RECORDED INFORMATION:
○ ○ ○

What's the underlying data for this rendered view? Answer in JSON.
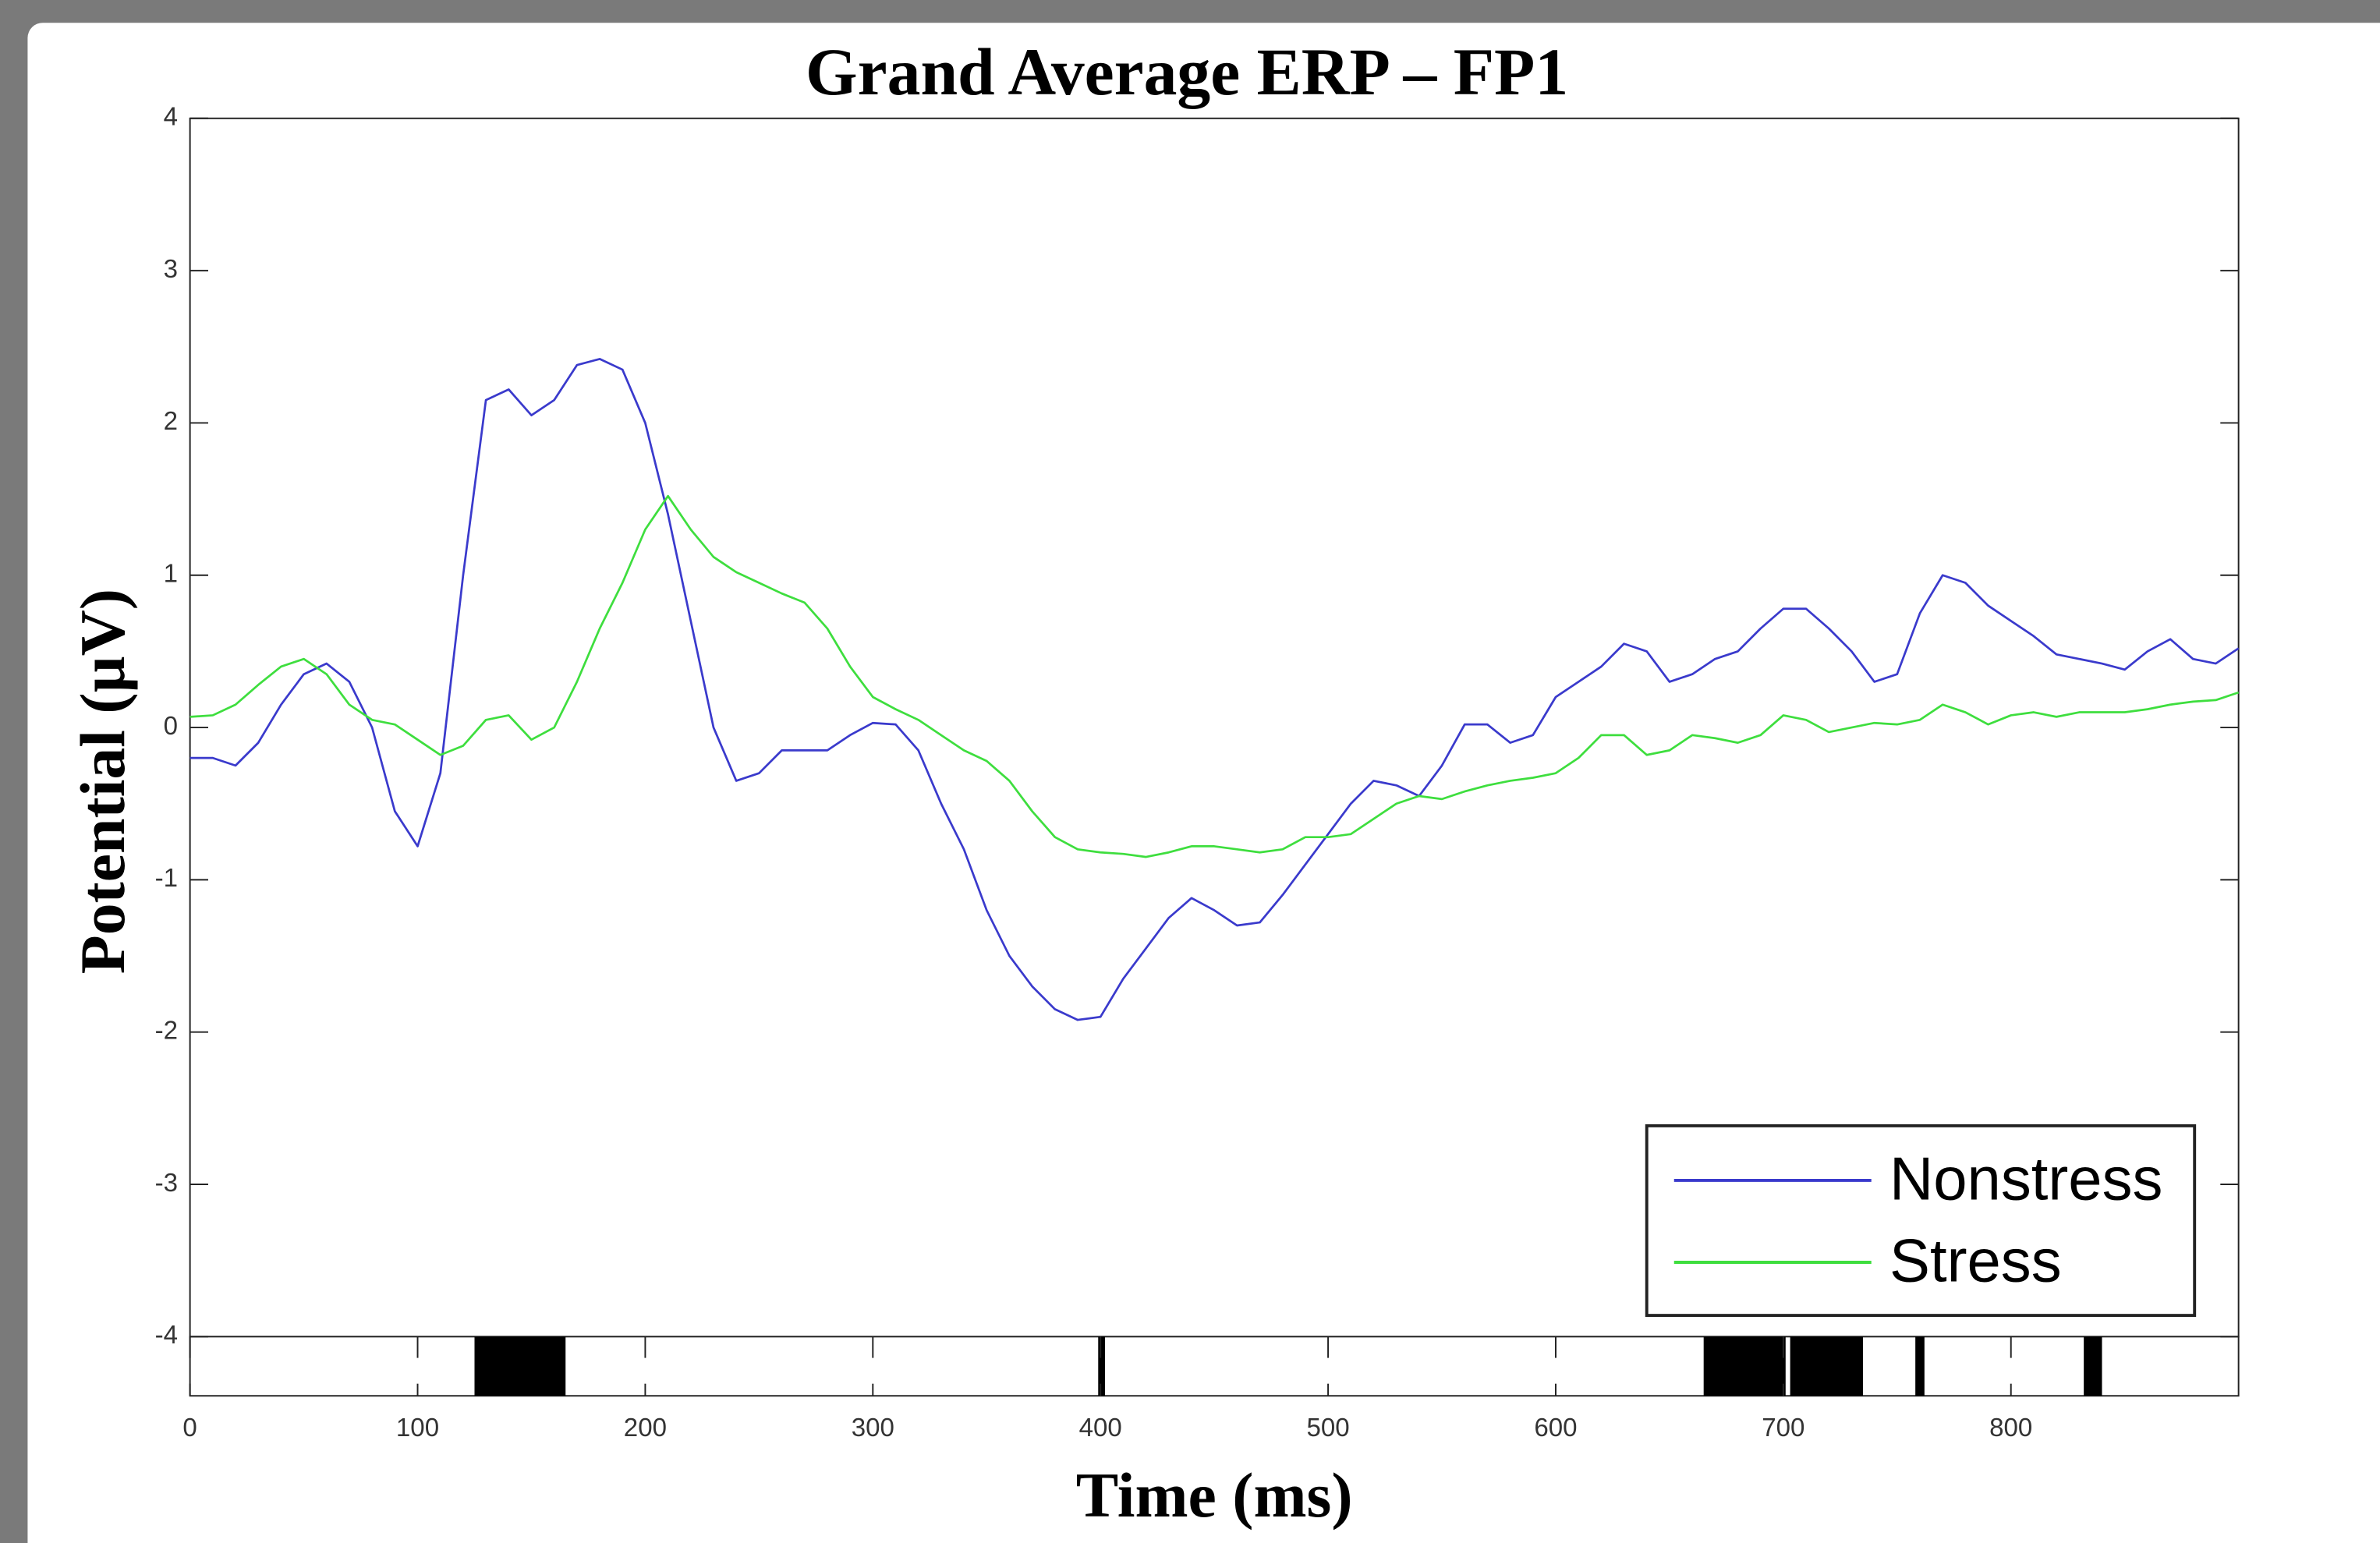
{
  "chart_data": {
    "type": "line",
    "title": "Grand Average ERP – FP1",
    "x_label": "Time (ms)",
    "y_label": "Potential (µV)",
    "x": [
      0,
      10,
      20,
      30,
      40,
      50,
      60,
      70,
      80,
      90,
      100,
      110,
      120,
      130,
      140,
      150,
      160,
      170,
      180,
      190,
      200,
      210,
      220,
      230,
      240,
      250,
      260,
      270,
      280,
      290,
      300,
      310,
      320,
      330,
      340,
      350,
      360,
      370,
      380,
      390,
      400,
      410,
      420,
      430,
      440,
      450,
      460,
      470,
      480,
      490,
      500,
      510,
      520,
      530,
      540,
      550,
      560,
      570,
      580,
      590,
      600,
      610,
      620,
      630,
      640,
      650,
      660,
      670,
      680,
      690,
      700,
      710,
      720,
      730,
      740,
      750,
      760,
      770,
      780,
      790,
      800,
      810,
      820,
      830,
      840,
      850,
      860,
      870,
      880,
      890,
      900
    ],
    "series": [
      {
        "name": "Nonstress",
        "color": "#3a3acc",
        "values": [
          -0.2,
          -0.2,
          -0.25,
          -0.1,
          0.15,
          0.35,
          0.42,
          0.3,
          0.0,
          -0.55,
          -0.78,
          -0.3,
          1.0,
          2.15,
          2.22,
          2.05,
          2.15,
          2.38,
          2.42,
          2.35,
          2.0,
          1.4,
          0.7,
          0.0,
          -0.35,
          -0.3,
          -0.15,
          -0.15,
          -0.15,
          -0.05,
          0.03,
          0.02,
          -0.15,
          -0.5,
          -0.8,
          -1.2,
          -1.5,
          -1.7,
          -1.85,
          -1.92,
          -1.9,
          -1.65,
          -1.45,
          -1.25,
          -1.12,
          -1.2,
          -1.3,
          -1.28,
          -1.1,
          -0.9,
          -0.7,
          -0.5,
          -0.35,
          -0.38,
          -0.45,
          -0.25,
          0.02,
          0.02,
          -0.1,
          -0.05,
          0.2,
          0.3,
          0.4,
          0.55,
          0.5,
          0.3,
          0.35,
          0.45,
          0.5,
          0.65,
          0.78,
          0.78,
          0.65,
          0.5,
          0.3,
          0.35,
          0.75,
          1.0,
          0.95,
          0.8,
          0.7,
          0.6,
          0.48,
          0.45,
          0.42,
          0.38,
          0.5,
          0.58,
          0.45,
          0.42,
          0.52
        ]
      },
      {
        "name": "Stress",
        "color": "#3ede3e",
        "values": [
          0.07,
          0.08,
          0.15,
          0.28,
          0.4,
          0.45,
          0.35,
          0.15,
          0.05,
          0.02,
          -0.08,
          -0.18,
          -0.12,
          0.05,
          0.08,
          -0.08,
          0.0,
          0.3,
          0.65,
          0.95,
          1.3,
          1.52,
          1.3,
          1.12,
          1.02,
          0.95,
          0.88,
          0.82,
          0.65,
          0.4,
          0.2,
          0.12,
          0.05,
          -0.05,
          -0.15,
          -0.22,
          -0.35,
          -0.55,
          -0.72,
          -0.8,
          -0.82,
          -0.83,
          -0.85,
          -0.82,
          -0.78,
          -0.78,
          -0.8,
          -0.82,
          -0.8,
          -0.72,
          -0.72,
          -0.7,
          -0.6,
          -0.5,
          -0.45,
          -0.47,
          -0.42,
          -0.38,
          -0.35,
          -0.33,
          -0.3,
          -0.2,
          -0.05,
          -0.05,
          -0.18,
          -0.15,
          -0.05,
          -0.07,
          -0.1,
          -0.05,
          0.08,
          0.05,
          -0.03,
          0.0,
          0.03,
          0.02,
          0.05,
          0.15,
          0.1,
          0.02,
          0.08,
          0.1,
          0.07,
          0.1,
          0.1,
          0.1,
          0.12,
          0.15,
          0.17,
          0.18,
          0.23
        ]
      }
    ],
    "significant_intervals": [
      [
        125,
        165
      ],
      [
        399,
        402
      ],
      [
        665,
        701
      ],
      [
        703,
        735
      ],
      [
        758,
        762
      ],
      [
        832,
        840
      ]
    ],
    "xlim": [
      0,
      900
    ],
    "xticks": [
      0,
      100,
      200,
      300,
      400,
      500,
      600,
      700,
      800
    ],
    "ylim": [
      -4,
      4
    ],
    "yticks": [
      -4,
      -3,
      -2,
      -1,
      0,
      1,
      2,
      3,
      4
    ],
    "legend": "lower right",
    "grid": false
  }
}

○ ○ ○

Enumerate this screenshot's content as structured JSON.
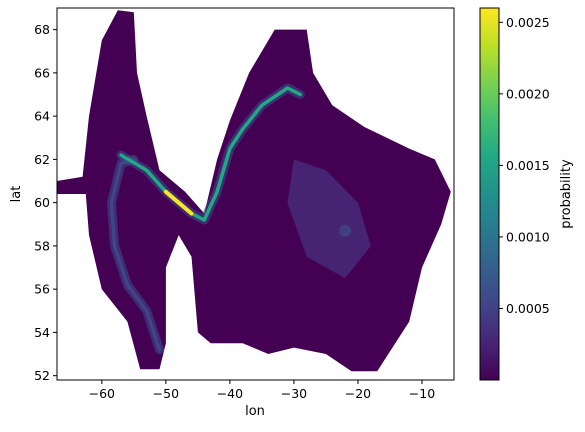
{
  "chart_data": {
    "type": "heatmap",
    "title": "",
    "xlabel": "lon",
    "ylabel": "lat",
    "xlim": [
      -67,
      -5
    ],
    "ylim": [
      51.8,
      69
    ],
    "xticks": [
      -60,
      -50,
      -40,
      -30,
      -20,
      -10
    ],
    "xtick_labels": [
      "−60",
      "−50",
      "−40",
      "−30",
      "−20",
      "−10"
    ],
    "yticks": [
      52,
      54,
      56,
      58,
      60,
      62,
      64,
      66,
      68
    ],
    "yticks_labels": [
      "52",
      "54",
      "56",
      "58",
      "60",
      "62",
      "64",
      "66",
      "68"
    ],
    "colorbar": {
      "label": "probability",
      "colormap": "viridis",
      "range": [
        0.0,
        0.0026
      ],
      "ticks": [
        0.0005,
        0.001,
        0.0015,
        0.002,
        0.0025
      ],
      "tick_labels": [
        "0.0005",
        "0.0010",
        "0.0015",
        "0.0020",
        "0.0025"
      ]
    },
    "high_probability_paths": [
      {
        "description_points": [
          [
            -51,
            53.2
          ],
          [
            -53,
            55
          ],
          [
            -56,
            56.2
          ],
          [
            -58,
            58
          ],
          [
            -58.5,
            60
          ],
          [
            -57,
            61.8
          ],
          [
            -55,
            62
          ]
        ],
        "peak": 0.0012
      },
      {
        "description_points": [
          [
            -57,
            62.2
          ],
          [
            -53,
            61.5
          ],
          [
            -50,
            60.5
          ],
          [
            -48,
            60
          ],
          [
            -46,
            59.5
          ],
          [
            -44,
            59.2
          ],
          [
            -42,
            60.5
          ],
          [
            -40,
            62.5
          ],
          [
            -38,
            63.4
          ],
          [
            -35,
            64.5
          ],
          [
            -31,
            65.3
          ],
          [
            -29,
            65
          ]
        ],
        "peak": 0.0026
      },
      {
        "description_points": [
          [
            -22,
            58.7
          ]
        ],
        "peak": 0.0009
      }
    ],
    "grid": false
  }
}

○ ○ ○

WRITTEN TASK: Only the number should be given: how many lines of the data contain the word "JSON"?

COMPLETE RESPONSE: 2